[Rows from a figure dataset]
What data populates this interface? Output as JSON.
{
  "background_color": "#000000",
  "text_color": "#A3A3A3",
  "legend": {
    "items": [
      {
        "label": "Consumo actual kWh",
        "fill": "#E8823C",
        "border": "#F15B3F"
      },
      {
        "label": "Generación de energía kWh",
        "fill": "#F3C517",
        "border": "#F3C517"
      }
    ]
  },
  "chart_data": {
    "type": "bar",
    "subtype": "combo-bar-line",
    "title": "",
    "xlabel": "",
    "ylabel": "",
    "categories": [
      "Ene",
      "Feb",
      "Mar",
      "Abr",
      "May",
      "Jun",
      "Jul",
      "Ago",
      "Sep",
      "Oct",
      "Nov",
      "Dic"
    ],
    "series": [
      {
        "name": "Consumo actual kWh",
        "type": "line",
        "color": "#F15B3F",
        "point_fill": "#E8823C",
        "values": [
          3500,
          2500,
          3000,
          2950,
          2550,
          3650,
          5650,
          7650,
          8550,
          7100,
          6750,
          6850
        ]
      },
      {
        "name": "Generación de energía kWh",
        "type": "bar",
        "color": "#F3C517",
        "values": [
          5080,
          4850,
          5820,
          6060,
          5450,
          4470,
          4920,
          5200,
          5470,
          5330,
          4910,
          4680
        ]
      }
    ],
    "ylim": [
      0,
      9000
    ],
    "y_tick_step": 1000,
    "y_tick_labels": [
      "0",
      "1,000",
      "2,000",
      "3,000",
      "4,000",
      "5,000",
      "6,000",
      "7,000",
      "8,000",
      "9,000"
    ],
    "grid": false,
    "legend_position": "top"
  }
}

▸ **Task objective**:
Return all of the data exactly as it reads.

▸ **Problem solution**:
What data populates this interface? Output as JSON.
{
  "background_color": "#000000",
  "text_color": "#A3A3A3",
  "legend": {
    "items": [
      {
        "label": "Consumo actual kWh",
        "fill": "#E8823C",
        "border": "#F15B3F"
      },
      {
        "label": "Generación de energía kWh",
        "fill": "#F3C517",
        "border": "#F3C517"
      }
    ]
  },
  "chart_data": {
    "type": "bar",
    "subtype": "combo-bar-line",
    "title": "",
    "xlabel": "",
    "ylabel": "",
    "categories": [
      "Ene",
      "Feb",
      "Mar",
      "Abr",
      "May",
      "Jun",
      "Jul",
      "Ago",
      "Sep",
      "Oct",
      "Nov",
      "Dic"
    ],
    "series": [
      {
        "name": "Consumo actual kWh",
        "type": "line",
        "color": "#F15B3F",
        "point_fill": "#E8823C",
        "values": [
          3500,
          2500,
          3000,
          2950,
          2550,
          3650,
          5650,
          7650,
          8550,
          7100,
          6750,
          6850
        ]
      },
      {
        "name": "Generación de energía kWh",
        "type": "bar",
        "color": "#F3C517",
        "values": [
          5080,
          4850,
          5820,
          6060,
          5450,
          4470,
          4920,
          5200,
          5470,
          5330,
          4910,
          4680
        ]
      }
    ],
    "ylim": [
      0,
      9000
    ],
    "y_tick_step": 1000,
    "y_tick_labels": [
      "0",
      "1,000",
      "2,000",
      "3,000",
      "4,000",
      "5,000",
      "6,000",
      "7,000",
      "8,000",
      "9,000"
    ],
    "grid": false,
    "legend_position": "top"
  }
}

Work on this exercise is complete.